▶ WRITTEN REQUEST: In the listing below, count the lines with "JSON" and report only the figure.

--- start TASK INPUT ---

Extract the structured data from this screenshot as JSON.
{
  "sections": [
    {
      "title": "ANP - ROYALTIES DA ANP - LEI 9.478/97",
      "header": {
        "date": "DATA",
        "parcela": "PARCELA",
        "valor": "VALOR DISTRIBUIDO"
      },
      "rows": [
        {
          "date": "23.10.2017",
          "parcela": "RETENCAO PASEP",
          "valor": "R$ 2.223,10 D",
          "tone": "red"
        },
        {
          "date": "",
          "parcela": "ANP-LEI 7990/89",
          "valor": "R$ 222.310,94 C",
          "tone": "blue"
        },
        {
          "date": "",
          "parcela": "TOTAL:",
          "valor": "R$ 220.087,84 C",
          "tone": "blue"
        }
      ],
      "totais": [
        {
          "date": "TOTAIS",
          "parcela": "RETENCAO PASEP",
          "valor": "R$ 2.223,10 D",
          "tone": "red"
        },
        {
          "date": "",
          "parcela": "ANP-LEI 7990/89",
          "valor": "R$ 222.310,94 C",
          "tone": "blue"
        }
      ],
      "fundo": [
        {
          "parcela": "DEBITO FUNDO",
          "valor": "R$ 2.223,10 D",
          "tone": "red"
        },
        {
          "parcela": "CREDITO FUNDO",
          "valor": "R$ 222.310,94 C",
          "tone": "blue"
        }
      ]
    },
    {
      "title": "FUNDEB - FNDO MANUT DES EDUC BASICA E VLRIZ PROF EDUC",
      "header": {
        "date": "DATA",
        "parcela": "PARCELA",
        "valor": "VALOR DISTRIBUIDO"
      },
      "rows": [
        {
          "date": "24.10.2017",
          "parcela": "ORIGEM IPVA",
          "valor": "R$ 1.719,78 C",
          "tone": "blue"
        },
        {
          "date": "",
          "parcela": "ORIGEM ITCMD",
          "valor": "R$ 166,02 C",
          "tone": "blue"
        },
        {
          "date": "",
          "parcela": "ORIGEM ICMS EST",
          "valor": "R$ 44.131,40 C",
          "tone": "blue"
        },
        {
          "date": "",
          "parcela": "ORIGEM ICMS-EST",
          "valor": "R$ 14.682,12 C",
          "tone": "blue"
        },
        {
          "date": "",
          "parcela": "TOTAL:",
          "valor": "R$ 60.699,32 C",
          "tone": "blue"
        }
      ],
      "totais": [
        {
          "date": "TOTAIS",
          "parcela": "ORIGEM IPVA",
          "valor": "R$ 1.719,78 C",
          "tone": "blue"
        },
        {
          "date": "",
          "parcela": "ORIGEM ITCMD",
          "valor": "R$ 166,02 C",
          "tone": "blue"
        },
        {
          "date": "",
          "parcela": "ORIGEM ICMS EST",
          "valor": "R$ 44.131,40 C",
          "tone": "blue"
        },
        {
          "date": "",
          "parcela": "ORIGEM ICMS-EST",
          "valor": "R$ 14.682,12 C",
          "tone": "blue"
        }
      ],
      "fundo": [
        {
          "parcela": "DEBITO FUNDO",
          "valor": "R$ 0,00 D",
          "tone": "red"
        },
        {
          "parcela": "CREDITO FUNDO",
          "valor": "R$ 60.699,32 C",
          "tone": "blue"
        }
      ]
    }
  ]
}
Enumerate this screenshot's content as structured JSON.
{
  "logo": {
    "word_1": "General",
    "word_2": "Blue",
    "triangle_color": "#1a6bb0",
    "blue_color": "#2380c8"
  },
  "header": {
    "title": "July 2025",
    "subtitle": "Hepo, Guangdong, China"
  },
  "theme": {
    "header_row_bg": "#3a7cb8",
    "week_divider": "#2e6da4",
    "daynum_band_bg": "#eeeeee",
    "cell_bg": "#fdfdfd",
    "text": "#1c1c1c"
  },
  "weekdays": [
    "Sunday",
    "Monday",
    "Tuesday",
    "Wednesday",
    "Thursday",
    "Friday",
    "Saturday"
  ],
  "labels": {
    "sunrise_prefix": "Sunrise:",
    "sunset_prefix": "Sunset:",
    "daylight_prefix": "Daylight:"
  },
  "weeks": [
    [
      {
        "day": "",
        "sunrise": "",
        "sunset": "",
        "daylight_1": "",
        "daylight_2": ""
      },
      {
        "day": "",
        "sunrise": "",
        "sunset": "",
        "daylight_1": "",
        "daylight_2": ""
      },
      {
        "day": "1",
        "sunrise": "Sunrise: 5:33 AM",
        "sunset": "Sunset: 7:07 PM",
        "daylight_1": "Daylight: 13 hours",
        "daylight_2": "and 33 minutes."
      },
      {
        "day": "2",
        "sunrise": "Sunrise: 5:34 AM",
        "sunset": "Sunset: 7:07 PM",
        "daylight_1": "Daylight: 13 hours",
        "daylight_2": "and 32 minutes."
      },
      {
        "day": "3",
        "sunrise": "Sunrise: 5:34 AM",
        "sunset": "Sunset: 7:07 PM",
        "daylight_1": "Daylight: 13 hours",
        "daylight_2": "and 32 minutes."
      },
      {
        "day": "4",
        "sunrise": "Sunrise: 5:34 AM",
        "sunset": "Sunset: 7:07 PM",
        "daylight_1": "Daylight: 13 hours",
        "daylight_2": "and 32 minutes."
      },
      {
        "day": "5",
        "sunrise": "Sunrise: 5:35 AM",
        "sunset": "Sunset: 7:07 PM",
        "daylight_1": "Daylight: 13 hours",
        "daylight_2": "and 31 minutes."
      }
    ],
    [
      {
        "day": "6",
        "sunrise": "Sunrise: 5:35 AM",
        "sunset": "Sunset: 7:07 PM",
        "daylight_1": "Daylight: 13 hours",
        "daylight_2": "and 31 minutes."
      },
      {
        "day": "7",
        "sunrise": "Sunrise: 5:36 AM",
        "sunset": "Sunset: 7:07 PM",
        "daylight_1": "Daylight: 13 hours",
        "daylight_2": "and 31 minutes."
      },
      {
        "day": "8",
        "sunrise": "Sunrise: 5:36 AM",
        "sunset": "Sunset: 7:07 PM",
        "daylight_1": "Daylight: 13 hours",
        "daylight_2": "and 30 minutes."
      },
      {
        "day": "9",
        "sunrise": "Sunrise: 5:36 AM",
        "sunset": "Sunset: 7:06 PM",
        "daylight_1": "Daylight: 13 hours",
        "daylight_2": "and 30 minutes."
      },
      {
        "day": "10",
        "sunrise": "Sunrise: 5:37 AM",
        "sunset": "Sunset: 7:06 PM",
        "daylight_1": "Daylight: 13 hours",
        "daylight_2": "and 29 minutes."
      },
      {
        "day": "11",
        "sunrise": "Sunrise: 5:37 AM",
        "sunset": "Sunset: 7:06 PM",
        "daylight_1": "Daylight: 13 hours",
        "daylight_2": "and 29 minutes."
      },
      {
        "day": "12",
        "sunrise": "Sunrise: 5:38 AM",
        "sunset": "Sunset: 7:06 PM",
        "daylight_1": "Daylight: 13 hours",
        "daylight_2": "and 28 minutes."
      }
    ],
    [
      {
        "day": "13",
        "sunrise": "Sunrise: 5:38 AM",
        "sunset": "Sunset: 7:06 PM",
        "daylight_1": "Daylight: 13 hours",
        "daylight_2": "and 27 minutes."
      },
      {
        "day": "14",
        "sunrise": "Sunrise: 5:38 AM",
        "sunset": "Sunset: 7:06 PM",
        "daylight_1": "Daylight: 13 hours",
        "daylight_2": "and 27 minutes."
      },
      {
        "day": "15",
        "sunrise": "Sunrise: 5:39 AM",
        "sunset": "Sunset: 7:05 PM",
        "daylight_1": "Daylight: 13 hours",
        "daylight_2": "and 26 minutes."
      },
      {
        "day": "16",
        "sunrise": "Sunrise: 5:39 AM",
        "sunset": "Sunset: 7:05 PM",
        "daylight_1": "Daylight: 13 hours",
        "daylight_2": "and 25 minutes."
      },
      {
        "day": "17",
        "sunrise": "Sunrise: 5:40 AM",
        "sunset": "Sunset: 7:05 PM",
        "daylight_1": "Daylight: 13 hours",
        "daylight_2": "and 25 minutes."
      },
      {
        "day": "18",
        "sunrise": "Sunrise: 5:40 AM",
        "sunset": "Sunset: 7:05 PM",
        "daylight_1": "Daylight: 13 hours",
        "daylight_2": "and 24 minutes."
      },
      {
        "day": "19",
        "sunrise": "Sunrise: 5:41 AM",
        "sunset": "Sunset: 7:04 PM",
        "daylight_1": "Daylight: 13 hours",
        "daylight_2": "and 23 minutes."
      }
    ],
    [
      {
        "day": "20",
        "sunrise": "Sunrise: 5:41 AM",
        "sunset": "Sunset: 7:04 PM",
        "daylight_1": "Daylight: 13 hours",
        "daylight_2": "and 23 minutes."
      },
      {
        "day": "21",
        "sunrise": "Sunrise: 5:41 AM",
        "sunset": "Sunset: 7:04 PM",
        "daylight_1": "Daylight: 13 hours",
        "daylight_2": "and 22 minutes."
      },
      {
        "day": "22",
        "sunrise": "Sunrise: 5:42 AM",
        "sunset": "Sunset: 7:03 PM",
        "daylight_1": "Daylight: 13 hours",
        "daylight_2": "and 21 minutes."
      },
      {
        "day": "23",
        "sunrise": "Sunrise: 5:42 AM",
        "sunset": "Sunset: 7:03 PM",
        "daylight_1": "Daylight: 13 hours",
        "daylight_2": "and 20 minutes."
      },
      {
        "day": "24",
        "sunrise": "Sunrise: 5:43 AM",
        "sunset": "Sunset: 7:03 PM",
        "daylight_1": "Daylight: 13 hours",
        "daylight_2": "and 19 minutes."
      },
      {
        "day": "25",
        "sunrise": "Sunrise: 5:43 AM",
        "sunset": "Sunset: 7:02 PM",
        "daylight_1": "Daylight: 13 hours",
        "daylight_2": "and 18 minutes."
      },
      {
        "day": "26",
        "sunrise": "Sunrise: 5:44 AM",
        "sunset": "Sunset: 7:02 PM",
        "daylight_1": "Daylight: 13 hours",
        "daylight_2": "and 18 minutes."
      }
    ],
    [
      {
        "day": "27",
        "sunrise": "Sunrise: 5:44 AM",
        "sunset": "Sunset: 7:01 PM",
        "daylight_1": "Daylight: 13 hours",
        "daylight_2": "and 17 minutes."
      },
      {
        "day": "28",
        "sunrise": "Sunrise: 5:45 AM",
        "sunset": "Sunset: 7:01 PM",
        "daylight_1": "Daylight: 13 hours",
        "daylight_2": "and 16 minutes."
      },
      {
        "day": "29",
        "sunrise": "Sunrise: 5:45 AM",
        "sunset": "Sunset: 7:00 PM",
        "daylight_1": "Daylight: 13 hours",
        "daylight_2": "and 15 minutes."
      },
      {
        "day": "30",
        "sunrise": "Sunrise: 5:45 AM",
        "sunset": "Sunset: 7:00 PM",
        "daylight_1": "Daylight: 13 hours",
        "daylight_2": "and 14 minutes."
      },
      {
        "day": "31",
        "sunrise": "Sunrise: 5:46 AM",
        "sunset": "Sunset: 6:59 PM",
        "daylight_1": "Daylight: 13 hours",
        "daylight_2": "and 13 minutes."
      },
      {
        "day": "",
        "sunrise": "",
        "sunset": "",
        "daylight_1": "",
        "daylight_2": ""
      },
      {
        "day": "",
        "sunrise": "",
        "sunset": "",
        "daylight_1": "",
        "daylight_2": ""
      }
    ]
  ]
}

--- end TASK INPUT ---

▶ EXPECTED OUTPUT: 2